_Instructions to follow_
The records that follow must be repeated verbatim, every one of them.

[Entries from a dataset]
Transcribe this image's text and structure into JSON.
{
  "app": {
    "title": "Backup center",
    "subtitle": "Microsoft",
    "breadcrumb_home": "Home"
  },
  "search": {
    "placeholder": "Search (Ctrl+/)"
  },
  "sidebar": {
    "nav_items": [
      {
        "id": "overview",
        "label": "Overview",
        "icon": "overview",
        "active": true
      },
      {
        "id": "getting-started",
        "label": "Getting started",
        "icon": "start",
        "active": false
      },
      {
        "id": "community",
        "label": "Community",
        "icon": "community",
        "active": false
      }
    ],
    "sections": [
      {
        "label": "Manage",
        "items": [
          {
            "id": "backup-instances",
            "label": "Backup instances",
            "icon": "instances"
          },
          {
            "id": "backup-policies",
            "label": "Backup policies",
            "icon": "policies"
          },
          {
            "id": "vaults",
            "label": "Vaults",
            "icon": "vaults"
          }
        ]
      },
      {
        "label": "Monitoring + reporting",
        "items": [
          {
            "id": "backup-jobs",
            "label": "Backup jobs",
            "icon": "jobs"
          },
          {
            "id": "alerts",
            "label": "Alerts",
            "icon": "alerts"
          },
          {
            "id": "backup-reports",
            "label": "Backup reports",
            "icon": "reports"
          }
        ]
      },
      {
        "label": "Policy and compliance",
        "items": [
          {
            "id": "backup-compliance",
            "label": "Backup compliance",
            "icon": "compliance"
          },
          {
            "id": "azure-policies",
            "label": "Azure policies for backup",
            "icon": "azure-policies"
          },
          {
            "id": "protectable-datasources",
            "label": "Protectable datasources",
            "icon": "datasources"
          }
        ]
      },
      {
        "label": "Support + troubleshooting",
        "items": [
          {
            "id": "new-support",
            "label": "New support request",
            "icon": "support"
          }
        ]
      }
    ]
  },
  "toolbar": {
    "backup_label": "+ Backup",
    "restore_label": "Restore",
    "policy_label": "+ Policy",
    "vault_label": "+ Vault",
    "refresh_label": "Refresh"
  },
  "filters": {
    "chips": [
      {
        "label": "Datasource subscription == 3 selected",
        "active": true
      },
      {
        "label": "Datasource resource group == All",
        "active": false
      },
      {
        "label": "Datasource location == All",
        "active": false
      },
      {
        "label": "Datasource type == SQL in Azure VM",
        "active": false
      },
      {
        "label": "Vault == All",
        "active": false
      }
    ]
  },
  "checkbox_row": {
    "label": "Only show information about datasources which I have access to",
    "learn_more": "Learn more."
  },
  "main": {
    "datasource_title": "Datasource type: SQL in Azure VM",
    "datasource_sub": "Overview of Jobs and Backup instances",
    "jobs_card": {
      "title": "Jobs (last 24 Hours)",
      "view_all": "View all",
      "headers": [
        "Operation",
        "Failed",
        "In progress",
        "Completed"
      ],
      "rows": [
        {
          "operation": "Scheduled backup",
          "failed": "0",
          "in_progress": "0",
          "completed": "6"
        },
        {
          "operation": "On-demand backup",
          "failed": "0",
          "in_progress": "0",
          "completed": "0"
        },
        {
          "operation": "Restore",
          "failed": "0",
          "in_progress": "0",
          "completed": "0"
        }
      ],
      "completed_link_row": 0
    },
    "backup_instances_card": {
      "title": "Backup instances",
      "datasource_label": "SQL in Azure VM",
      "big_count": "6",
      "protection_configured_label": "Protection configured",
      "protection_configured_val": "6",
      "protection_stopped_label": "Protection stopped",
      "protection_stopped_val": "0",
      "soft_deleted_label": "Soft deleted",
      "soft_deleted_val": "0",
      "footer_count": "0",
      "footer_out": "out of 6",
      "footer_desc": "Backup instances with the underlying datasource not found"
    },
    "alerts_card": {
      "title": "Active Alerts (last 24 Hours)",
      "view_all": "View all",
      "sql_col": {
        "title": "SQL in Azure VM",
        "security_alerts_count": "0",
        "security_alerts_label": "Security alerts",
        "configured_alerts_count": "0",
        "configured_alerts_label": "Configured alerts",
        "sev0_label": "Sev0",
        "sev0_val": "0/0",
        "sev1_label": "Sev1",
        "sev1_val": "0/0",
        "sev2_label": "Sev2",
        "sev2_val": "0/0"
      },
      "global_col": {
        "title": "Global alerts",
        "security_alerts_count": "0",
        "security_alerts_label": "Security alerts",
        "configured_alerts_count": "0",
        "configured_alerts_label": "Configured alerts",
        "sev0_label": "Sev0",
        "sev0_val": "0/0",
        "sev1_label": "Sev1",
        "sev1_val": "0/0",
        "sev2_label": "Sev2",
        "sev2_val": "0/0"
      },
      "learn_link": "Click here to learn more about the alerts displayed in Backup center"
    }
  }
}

_Solution below_
Transcribe this image's text and structure into JSON.
{
  "app": {
    "title": "Backup center",
    "subtitle": "Microsoft",
    "breadcrumb_home": "Home"
  },
  "search": {
    "placeholder": "Search (Ctrl+/)"
  },
  "sidebar": {
    "nav_items": [
      {
        "id": "overview",
        "label": "Overview",
        "icon": "overview",
        "active": true
      },
      {
        "id": "getting-started",
        "label": "Getting started",
        "icon": "start",
        "active": false
      },
      {
        "id": "community",
        "label": "Community",
        "icon": "community",
        "active": false
      }
    ],
    "sections": [
      {
        "label": "Manage",
        "items": [
          {
            "id": "backup-instances",
            "label": "Backup instances",
            "icon": "instances"
          },
          {
            "id": "backup-policies",
            "label": "Backup policies",
            "icon": "policies"
          },
          {
            "id": "vaults",
            "label": "Vaults",
            "icon": "vaults"
          }
        ]
      },
      {
        "label": "Monitoring + reporting",
        "items": [
          {
            "id": "backup-jobs",
            "label": "Backup jobs",
            "icon": "jobs"
          },
          {
            "id": "alerts",
            "label": "Alerts",
            "icon": "alerts"
          },
          {
            "id": "backup-reports",
            "label": "Backup reports",
            "icon": "reports"
          }
        ]
      },
      {
        "label": "Policy and compliance",
        "items": [
          {
            "id": "backup-compliance",
            "label": "Backup compliance",
            "icon": "compliance"
          },
          {
            "id": "azure-policies",
            "label": "Azure policies for backup",
            "icon": "azure-policies"
          },
          {
            "id": "protectable-datasources",
            "label": "Protectable datasources",
            "icon": "datasources"
          }
        ]
      },
      {
        "label": "Support + troubleshooting",
        "items": [
          {
            "id": "new-support",
            "label": "New support request",
            "icon": "support"
          }
        ]
      }
    ]
  },
  "toolbar": {
    "backup_label": "+ Backup",
    "restore_label": "Restore",
    "policy_label": "+ Policy",
    "vault_label": "+ Vault",
    "refresh_label": "Refresh"
  },
  "filters": {
    "chips": [
      {
        "label": "Datasource subscription == 3 selected",
        "active": true
      },
      {
        "label": "Datasource resource group == All",
        "active": false
      },
      {
        "label": "Datasource location == All",
        "active": false
      },
      {
        "label": "Datasource type == SQL in Azure VM",
        "active": false
      },
      {
        "label": "Vault == All",
        "active": false
      }
    ]
  },
  "checkbox_row": {
    "label": "Only show information about datasources which I have access to",
    "learn_more": "Learn more."
  },
  "main": {
    "datasource_title": "Datasource type: SQL in Azure VM",
    "datasource_sub": "Overview of Jobs and Backup instances",
    "jobs_card": {
      "title": "Jobs (last 24 Hours)",
      "view_all": "View all",
      "headers": [
        "Operation",
        "Failed",
        "In progress",
        "Completed"
      ],
      "rows": [
        {
          "operation": "Scheduled backup",
          "failed": "0",
          "in_progress": "0",
          "completed": "6"
        },
        {
          "operation": "On-demand backup",
          "failed": "0",
          "in_progress": "0",
          "completed": "0"
        },
        {
          "operation": "Restore",
          "failed": "0",
          "in_progress": "0",
          "completed": "0"
        }
      ],
      "completed_link_row": 0
    },
    "backup_instances_card": {
      "title": "Backup instances",
      "datasource_label": "SQL in Azure VM",
      "big_count": "6",
      "protection_configured_label": "Protection configured",
      "protection_configured_val": "6",
      "protection_stopped_label": "Protection stopped",
      "protection_stopped_val": "0",
      "soft_deleted_label": "Soft deleted",
      "soft_deleted_val": "0",
      "footer_count": "0",
      "footer_out": "out of 6",
      "footer_desc": "Backup instances with the underlying datasource not found"
    },
    "alerts_card": {
      "title": "Active Alerts (last 24 Hours)",
      "view_all": "View all",
      "sql_col": {
        "title": "SQL in Azure VM",
        "security_alerts_count": "0",
        "security_alerts_label": "Security alerts",
        "configured_alerts_count": "0",
        "configured_alerts_label": "Configured alerts",
        "sev0_label": "Sev0",
        "sev0_val": "0/0",
        "sev1_label": "Sev1",
        "sev1_val": "0/0",
        "sev2_label": "Sev2",
        "sev2_val": "0/0"
      },
      "global_col": {
        "title": "Global alerts",
        "security_alerts_count": "0",
        "security_alerts_label": "Security alerts",
        "configured_alerts_count": "0",
        "configured_alerts_label": "Configured alerts",
        "sev0_label": "Sev0",
        "sev0_val": "0/0",
        "sev1_label": "Sev1",
        "sev1_val": "0/0",
        "sev2_label": "Sev2",
        "sev2_val": "0/0"
      },
      "learn_link": "Click here to learn more about the alerts displayed in Backup center"
    }
  }
}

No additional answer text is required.